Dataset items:
★ ★ ★ ★ ★
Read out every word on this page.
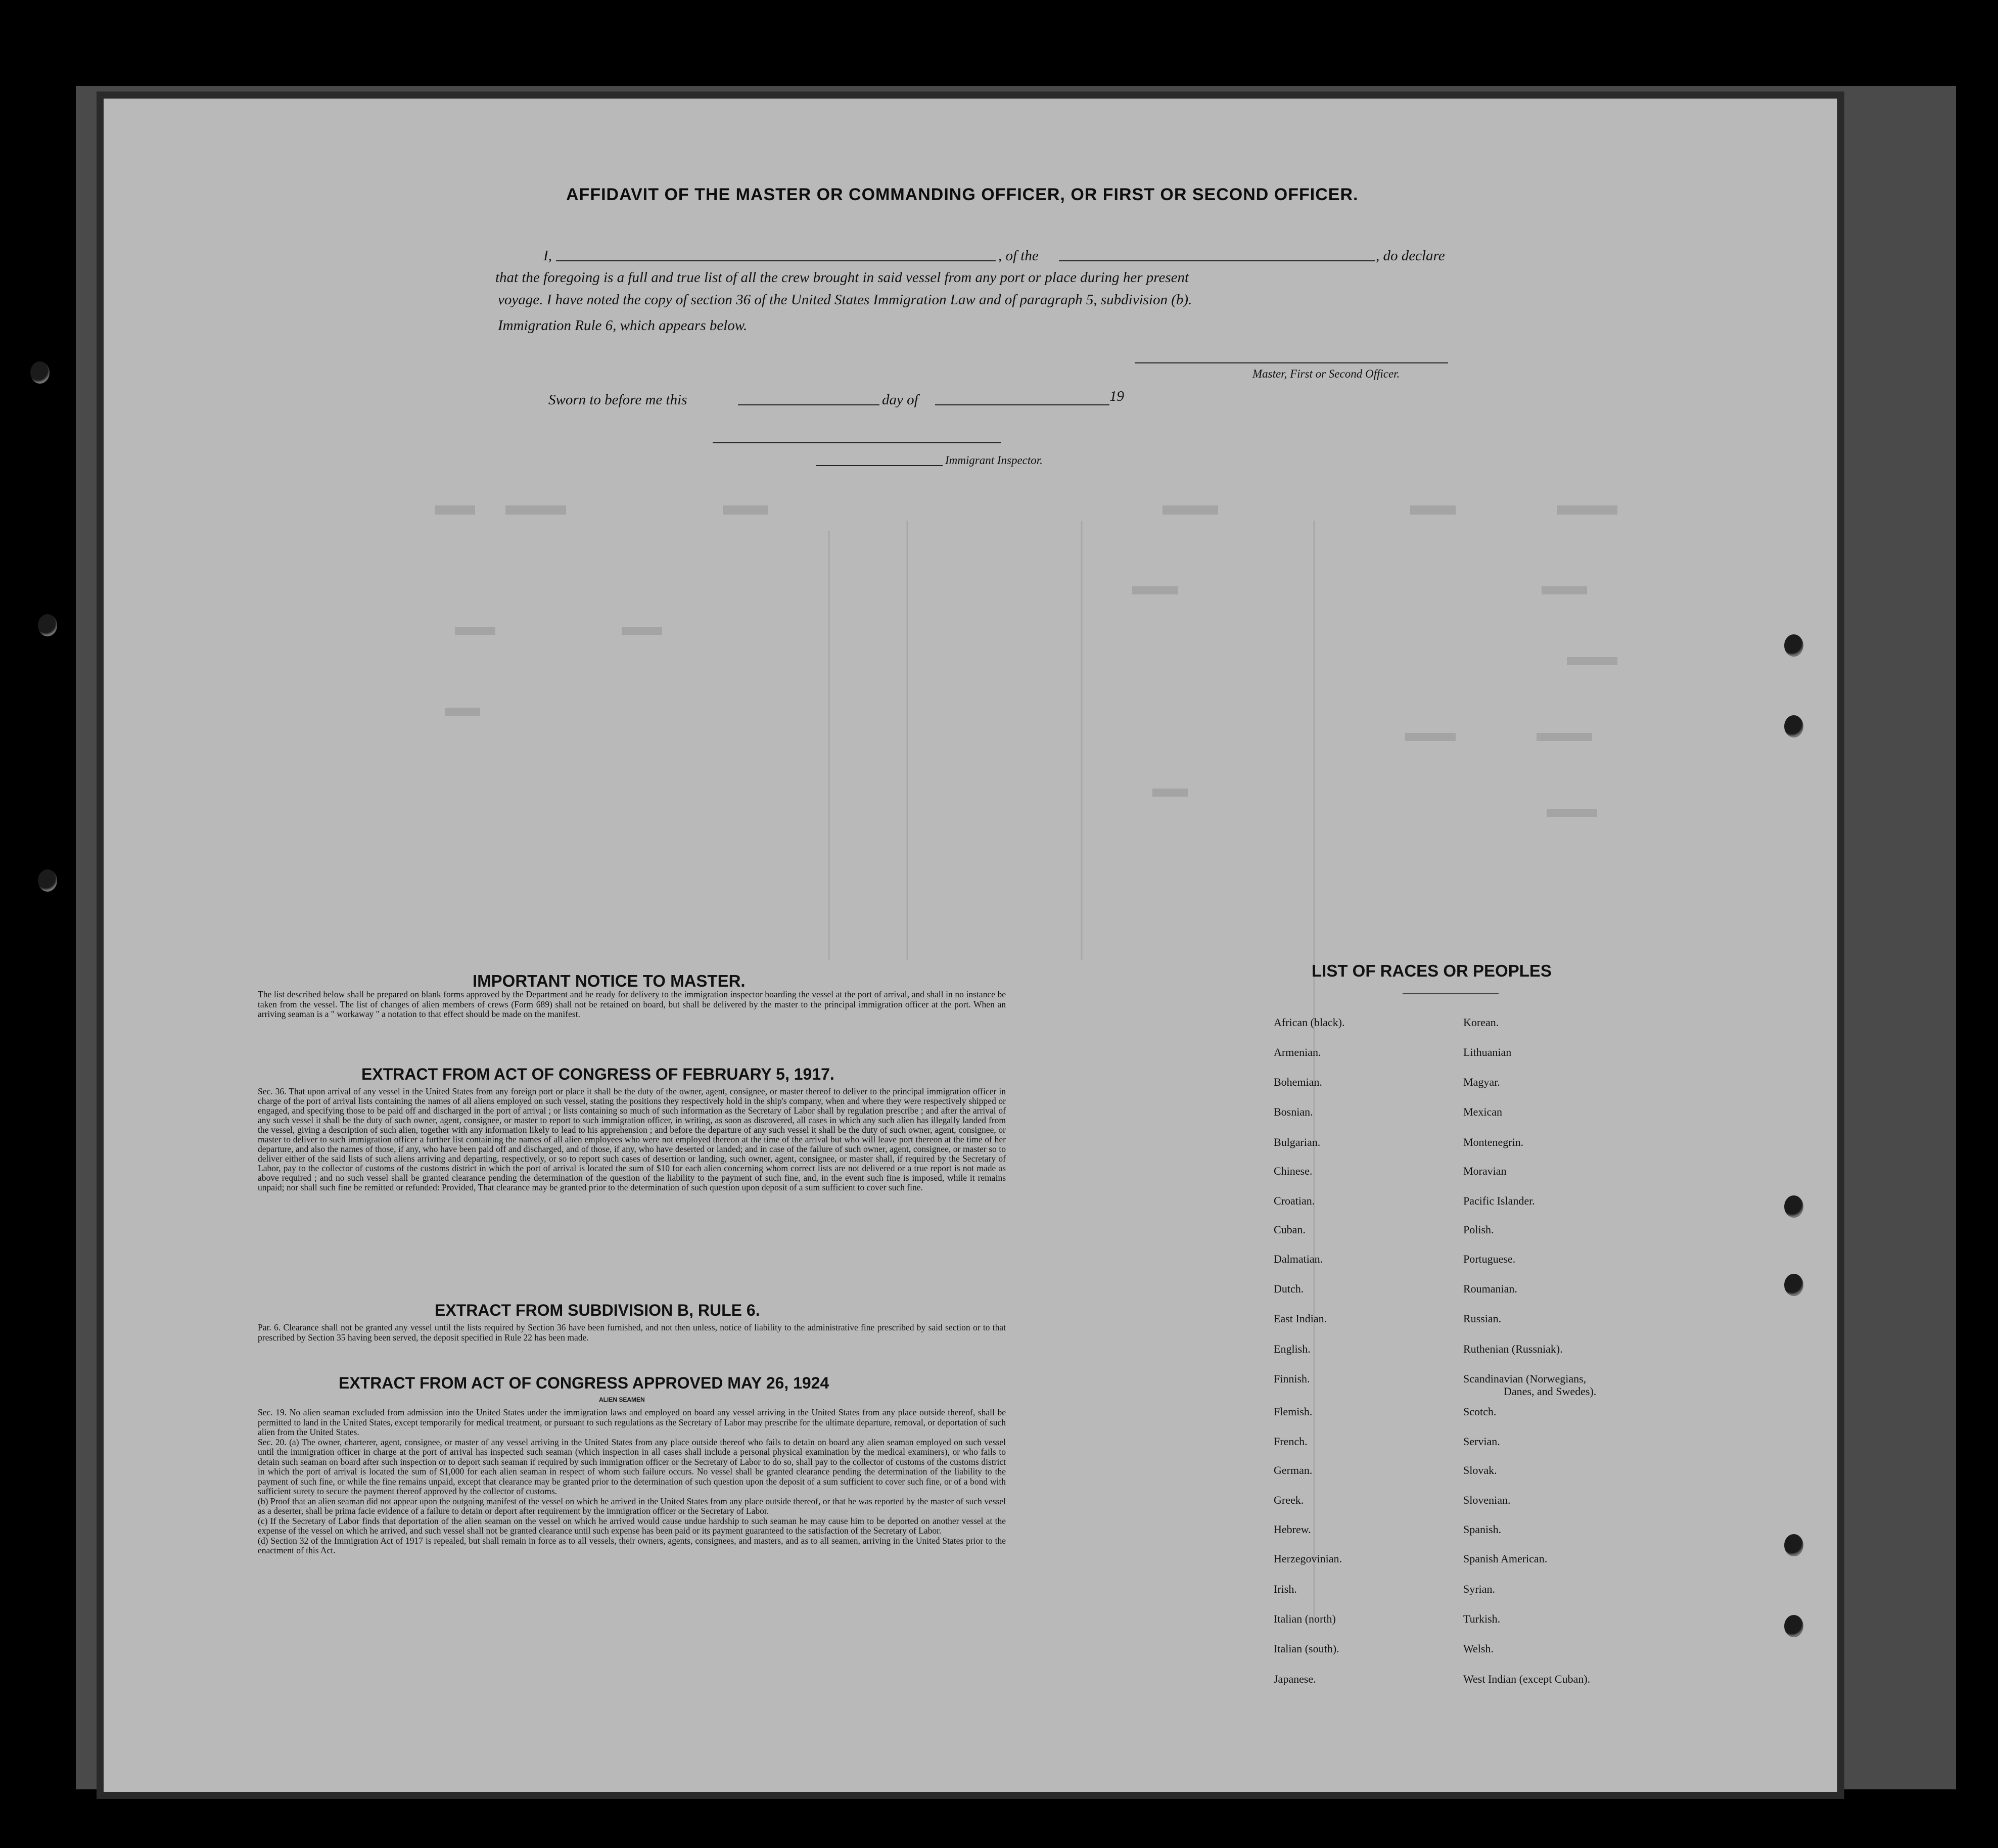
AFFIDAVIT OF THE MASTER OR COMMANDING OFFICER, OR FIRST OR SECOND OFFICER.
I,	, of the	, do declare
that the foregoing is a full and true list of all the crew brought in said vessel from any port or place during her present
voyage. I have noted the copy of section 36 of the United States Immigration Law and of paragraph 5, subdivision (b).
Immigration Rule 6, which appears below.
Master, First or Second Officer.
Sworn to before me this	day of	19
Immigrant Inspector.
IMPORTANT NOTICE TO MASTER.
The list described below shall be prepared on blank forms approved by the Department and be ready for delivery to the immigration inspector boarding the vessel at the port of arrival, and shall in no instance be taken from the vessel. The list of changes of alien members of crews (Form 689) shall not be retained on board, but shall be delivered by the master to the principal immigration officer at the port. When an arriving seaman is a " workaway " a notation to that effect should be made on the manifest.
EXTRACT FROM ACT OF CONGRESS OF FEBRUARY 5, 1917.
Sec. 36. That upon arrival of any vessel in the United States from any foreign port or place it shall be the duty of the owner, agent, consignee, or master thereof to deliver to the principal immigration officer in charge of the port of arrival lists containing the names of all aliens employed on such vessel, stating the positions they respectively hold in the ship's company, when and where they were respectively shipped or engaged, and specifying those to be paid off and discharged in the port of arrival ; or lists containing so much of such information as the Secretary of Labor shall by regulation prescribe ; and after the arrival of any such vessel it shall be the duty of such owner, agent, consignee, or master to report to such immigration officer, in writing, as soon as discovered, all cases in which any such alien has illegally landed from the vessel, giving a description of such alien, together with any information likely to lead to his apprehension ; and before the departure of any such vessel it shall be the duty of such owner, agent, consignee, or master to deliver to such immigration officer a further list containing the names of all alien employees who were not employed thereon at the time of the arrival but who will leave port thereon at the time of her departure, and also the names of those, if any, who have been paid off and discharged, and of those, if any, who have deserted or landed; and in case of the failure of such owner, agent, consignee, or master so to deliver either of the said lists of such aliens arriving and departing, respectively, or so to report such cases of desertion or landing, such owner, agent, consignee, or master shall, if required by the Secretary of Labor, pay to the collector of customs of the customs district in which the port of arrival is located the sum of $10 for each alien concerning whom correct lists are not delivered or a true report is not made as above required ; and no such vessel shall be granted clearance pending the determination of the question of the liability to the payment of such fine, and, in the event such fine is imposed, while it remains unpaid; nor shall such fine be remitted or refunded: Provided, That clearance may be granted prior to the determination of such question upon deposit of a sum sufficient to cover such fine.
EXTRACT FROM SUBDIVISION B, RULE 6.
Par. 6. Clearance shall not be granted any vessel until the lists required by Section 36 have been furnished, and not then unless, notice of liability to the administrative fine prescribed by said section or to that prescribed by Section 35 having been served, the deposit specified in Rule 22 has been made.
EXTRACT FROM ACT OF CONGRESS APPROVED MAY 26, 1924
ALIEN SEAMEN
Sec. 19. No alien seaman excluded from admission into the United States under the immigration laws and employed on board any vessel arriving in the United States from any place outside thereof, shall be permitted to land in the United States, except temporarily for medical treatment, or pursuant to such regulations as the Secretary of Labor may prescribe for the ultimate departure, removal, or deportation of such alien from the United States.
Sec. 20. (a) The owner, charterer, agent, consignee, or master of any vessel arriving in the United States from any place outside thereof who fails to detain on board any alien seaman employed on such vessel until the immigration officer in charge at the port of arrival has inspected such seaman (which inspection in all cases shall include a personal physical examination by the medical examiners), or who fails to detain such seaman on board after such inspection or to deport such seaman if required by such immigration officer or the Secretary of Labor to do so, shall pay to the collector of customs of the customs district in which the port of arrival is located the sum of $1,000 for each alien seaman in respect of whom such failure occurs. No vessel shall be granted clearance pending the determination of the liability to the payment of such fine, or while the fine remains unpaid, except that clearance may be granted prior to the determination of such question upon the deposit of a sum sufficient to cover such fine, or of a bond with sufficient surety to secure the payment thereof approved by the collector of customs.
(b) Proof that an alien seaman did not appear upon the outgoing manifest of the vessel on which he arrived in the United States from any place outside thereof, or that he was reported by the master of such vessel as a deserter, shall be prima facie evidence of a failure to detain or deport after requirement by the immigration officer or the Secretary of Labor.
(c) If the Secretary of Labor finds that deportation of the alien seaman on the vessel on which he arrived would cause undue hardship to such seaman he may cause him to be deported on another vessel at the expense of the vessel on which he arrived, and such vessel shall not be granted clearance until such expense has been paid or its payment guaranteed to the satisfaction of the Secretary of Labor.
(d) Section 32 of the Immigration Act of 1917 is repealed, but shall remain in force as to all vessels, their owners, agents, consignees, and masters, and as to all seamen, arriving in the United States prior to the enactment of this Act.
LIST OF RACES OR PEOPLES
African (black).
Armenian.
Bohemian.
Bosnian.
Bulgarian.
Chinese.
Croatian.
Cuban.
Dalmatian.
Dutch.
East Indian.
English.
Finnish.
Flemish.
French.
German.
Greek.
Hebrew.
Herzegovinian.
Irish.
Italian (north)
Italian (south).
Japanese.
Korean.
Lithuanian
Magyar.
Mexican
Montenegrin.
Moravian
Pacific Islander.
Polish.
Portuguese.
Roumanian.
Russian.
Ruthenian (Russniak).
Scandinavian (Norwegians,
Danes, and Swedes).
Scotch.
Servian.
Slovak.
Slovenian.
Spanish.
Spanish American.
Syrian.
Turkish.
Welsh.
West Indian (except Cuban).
★ ★ ★ ★ ★
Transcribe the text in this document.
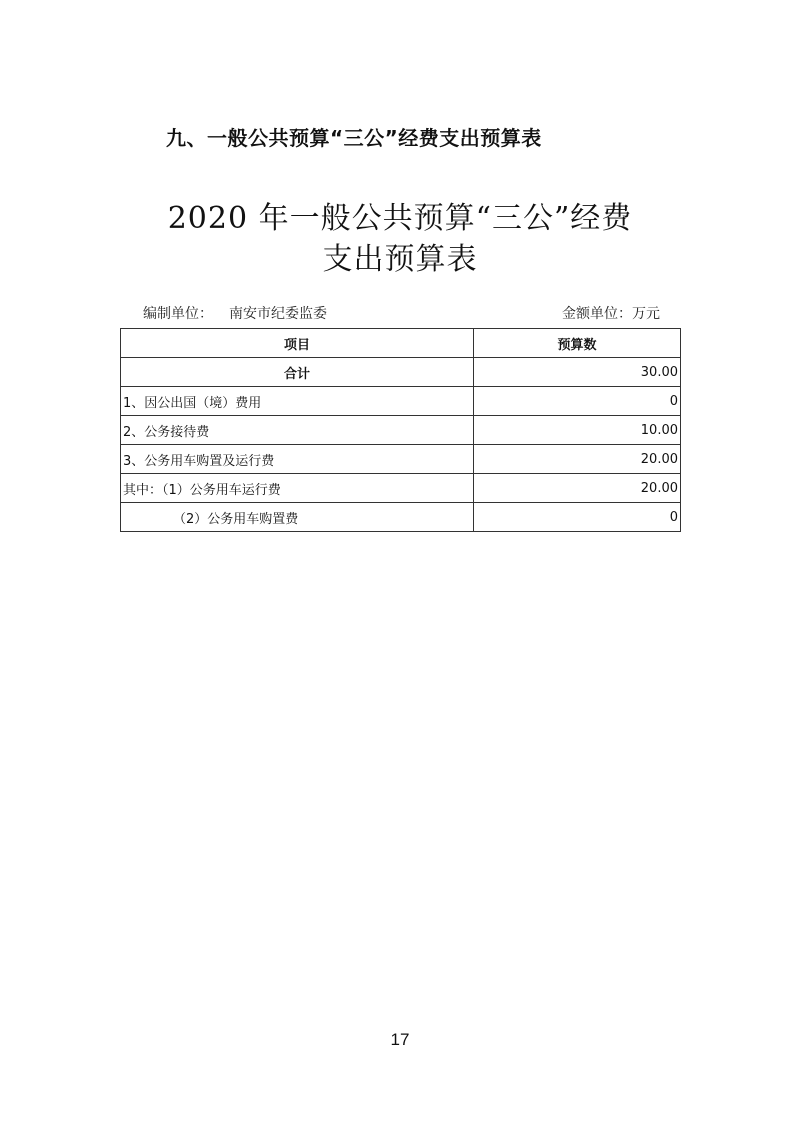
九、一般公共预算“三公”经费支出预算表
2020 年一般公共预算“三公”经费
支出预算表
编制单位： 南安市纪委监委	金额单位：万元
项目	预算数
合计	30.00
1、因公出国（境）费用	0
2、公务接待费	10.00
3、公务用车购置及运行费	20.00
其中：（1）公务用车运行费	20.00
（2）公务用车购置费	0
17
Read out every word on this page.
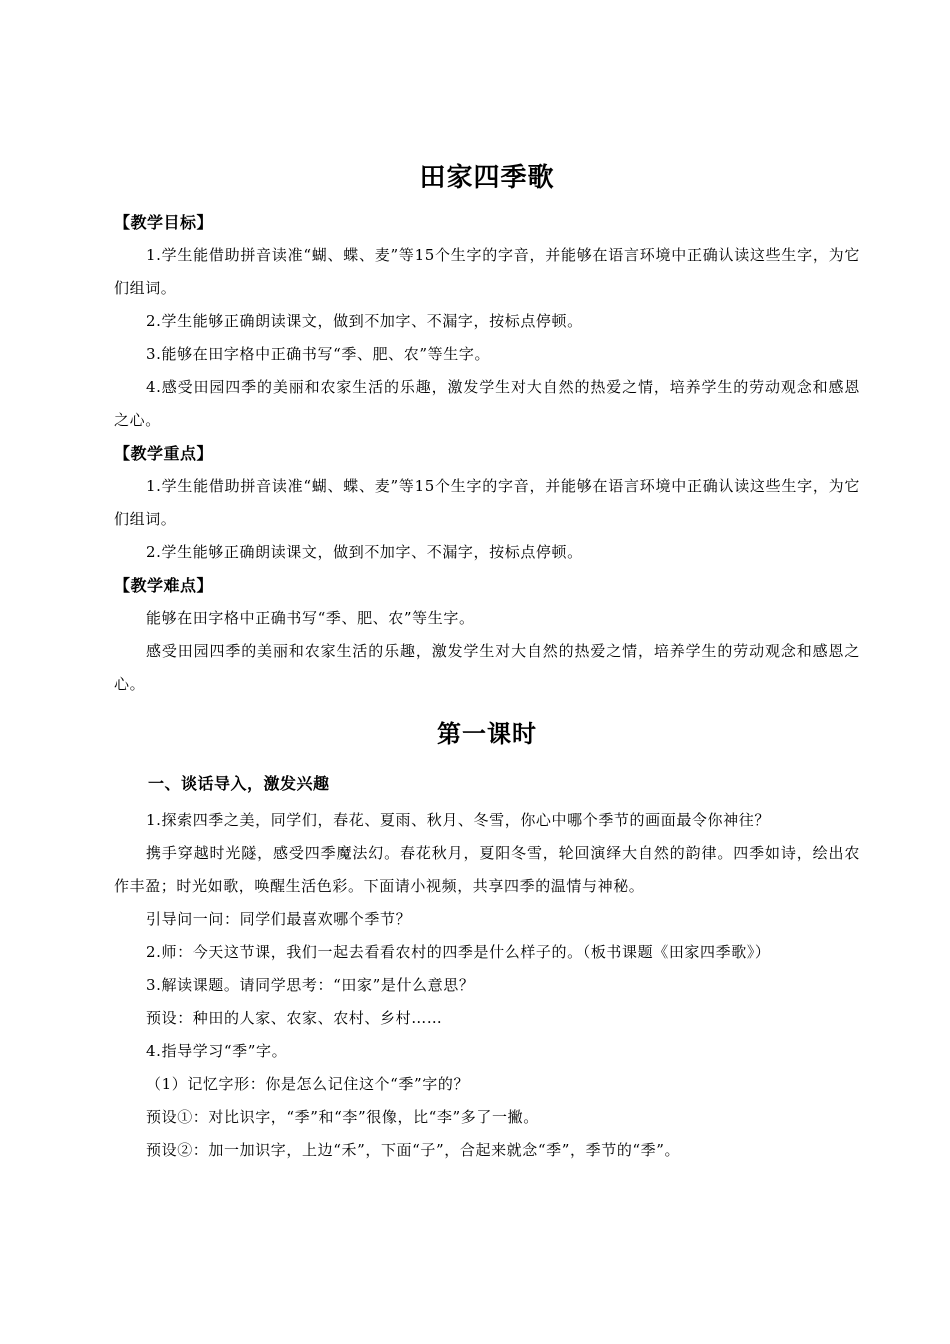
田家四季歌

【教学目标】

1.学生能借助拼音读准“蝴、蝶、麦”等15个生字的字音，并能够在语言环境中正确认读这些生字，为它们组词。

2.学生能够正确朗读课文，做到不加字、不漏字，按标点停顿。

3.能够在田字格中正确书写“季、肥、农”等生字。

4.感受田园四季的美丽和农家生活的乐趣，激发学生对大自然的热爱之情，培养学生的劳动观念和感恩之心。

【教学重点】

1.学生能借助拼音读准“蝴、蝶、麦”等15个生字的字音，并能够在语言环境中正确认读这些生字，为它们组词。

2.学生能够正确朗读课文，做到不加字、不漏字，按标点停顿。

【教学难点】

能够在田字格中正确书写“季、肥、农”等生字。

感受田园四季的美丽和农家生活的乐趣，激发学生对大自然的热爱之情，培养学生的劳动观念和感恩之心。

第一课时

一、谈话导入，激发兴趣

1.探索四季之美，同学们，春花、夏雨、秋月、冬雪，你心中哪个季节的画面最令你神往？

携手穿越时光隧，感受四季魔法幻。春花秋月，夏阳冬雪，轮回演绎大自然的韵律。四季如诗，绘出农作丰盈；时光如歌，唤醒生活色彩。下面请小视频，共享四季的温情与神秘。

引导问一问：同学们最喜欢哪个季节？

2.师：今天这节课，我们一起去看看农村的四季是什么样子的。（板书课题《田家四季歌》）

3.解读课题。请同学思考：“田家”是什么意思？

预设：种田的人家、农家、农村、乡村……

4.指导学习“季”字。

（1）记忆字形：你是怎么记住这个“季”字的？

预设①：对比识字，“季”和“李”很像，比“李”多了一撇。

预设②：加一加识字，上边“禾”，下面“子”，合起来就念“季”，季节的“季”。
★ ★ ★ ★ ★
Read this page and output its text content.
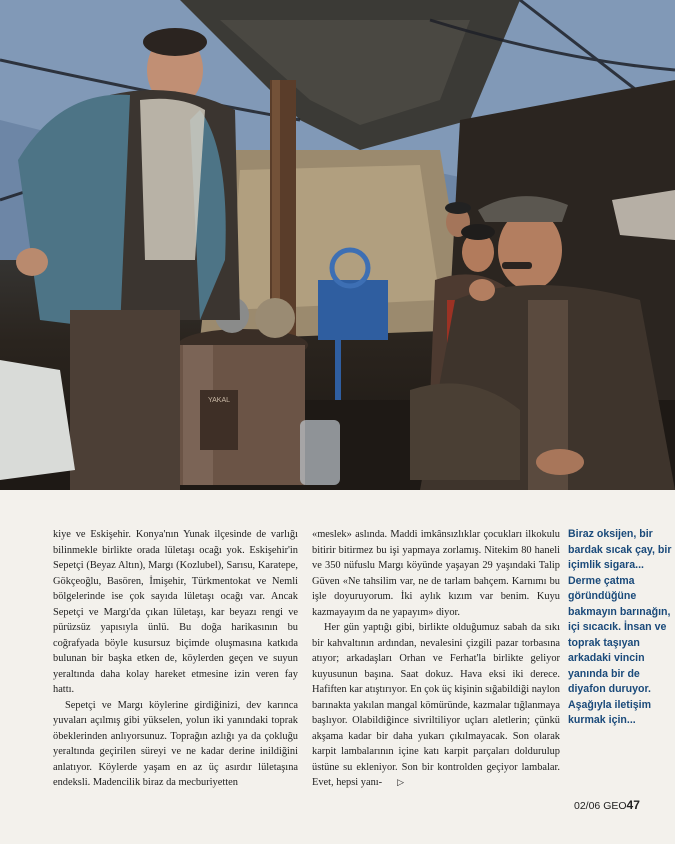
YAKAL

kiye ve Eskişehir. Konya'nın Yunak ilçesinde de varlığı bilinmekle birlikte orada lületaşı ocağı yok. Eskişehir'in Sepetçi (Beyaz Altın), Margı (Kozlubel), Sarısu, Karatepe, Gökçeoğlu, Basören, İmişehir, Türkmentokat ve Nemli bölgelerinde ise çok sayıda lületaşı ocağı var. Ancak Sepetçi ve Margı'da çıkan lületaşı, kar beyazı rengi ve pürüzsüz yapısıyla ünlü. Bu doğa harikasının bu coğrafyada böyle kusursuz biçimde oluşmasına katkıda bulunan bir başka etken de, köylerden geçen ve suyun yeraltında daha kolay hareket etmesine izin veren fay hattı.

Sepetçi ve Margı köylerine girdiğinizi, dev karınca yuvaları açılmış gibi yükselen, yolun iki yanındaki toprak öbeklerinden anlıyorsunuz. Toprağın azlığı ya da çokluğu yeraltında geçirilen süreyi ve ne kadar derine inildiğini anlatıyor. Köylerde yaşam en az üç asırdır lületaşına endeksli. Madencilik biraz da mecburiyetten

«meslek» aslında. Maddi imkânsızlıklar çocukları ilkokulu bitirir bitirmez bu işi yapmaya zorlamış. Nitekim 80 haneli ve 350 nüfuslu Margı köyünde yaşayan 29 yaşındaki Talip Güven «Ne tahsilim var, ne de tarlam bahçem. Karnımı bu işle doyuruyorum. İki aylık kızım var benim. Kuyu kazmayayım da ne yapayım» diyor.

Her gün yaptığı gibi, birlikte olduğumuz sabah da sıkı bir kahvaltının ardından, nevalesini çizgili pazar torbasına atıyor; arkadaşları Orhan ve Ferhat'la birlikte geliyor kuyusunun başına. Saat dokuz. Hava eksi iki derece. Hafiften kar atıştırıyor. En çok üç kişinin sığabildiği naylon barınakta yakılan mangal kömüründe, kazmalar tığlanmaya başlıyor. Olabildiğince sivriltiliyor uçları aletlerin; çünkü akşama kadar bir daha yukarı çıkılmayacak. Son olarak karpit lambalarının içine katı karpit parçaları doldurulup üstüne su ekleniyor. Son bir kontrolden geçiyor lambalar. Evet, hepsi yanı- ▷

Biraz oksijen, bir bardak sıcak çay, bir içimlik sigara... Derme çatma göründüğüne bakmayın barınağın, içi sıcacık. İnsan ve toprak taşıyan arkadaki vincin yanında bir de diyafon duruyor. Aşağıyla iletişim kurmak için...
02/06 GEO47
★ ★ ★ ★ ★
**Set task:** Each line that contains the string "培养学生的劳动观念和感恩之心" counts once; report how many such lines the entries have, giving only the number.

**Exercise solution:** 2